▸ BRANO PROPOSTO
Il sistema a doppio turno vigente attualmente in Francia, concedendo la possibilità di coalizioni, è valorizzato dal 2002 dalle forze di centro-sinistra e di sinistra-centro per superare il partito di destra che, da almeno vent’anni, esprimendo la maggioranza relativa dell’elettorato francese, prevale puntualmente al primo turno. Da due decenni infatti, la destra del Front National e successivamente del Rassemblement National miete consensi crescenti per venire poi puntualmente superata da una “union sacrée”, attualmente denominata Nouveau Front Populaire, che recupera tutti i voti dispersi tra il centro e l’estrema sinistra per scavalcare la coalizione di destra-centro e quindi prevalere su quest’ultima.
Se da un lato il pronostico di oggi, domenica 7 luglio, data l’opera di demonizzazione praticata verso il Rassemblement qualunque politica indichi e comunque si schieri, è pertanto scontato, non vanno qui dimenticate due condizioni affinché questo si verifichi.

▸ OBIETTIVO 1
Riporta senza modifiche la parte iniziale dei record. Comincia dalla prima riga e fermati dopo quella che contiene "492, 73, 619]", includendola.
▸ OBIETTIVO 2
Prosegui il brano sul sistema elettorale francese dopo la sua ultima frase.

[Record sulla posizione degli elementi]
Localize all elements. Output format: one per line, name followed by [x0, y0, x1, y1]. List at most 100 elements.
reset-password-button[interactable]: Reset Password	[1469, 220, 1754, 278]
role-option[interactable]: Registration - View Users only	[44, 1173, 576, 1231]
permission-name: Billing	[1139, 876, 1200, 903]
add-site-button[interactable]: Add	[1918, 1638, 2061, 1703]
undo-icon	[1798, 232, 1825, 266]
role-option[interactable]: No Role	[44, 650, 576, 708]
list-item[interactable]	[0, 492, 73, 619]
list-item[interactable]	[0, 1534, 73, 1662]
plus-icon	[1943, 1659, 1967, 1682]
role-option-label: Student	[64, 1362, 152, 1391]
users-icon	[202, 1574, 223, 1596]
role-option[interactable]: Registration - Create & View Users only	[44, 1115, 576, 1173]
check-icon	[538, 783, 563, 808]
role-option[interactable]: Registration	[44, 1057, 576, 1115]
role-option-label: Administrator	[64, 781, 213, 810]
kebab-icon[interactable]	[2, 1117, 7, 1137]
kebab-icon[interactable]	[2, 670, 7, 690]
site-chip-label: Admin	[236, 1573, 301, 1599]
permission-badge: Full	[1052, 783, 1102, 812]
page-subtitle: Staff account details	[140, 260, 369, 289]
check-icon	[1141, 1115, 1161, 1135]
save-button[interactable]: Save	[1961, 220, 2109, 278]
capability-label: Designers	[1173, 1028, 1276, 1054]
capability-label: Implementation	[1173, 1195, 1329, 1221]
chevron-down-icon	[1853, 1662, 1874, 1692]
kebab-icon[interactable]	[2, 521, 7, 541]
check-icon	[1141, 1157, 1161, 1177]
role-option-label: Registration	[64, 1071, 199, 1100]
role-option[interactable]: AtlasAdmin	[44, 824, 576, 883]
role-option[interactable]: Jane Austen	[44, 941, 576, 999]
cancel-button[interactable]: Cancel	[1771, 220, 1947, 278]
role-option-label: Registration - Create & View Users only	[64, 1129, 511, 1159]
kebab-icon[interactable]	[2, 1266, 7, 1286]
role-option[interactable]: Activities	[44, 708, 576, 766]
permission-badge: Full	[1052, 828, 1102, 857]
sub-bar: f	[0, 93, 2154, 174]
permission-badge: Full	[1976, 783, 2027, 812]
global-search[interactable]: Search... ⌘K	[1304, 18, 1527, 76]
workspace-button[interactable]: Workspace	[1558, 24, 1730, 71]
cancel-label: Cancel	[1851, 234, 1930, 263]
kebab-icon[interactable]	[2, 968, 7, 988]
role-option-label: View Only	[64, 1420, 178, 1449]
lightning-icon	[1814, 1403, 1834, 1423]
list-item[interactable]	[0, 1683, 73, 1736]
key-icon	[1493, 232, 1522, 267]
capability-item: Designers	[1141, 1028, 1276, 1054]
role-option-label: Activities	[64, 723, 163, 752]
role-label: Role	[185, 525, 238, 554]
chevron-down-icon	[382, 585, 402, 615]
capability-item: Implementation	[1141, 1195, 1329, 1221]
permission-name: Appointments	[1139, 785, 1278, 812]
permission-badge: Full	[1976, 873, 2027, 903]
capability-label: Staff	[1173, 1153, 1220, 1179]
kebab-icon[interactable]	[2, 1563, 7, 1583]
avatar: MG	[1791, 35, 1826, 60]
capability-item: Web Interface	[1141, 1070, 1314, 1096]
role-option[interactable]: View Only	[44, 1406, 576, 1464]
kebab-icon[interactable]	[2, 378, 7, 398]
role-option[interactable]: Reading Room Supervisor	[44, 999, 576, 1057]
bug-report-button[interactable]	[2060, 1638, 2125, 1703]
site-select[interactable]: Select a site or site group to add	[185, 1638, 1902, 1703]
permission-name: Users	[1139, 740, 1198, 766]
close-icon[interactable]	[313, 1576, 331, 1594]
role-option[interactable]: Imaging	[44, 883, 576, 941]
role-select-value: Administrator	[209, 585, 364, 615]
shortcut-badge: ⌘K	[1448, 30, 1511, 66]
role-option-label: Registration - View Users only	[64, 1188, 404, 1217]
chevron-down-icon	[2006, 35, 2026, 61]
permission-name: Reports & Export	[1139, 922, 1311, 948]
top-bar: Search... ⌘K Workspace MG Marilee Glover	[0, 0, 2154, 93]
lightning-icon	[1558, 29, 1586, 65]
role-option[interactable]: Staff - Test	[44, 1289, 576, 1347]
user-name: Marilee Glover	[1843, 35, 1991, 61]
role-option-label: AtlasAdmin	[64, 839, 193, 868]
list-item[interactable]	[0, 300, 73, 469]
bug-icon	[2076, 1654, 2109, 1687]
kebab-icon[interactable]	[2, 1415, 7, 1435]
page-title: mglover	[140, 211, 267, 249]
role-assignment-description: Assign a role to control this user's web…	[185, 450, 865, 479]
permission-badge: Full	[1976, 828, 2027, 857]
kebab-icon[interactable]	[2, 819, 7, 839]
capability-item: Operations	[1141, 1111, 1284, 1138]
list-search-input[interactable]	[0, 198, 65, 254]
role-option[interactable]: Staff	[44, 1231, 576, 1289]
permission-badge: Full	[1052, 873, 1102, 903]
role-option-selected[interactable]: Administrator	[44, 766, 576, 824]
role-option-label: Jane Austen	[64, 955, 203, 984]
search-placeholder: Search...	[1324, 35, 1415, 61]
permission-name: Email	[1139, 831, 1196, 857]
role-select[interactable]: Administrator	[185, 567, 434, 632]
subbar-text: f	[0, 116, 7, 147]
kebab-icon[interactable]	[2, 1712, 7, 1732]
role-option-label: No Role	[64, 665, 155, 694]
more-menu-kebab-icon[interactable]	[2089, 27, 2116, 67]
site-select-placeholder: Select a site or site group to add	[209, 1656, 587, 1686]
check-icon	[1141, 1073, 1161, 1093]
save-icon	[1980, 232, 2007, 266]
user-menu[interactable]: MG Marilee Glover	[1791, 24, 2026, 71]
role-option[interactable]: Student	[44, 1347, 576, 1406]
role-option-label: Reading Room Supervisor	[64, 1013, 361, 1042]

▸ RISULTATO 1
Localize all elements. Output format: one per line, name followed by [x0, y0, x1, y1]. List at most 100 elements.
reset-password-button[interactable]: Reset Password	[1469, 220, 1754, 278]
role-option[interactable]: Registration - View Users only	[44, 1173, 576, 1231]
permission-name: Billing	[1139, 876, 1200, 903]
add-site-button[interactable]: Add	[1918, 1638, 2061, 1703]
undo-icon	[1798, 232, 1825, 266]
role-option[interactable]: No Role	[44, 650, 576, 708]
list-item[interactable]	[0, 492, 73, 619]

▸ RISULTATO 2
Una simile strategia per rivelarsi efficace richiede infatti che la coalizione di sinistra-centro del Nouveau Front Populaire non contenga rappresentanti di politiche in aperta opposizione tra loro e che il partito da scavalcare – in questo caso il Rassemblement National – sia sufficientemente lontano dal centro (sia quindi più di destra-centro che non di centro-destra), in modo da poter contare sul consenso degli elettori centristi che finiscono così per essere il vero ago della bilancia.
Entrambi questi elementi questa volta fanno difetto.
In primo luogo perché la lunga marcia di Marine Le Pen verso il centro, conquistando i favori del centro-destra dei Républicains di Éric Ciotti, è sempre più lontana dall’essere riassunta nella caricatura razzista e xenofoba del padre Jean-Marie, fondatore del Front National negli oramai lontani anni Settanta. In secondo luogo perché le posizioni all’estrema sinistra di Jean-Luc Mélenchon, leader de La France Insoumise, accentuano il carattere anomalo della coalizione del Nouveau Front Populaire portando in dote, all’interno di questo, un’inaspettata vena antisemita.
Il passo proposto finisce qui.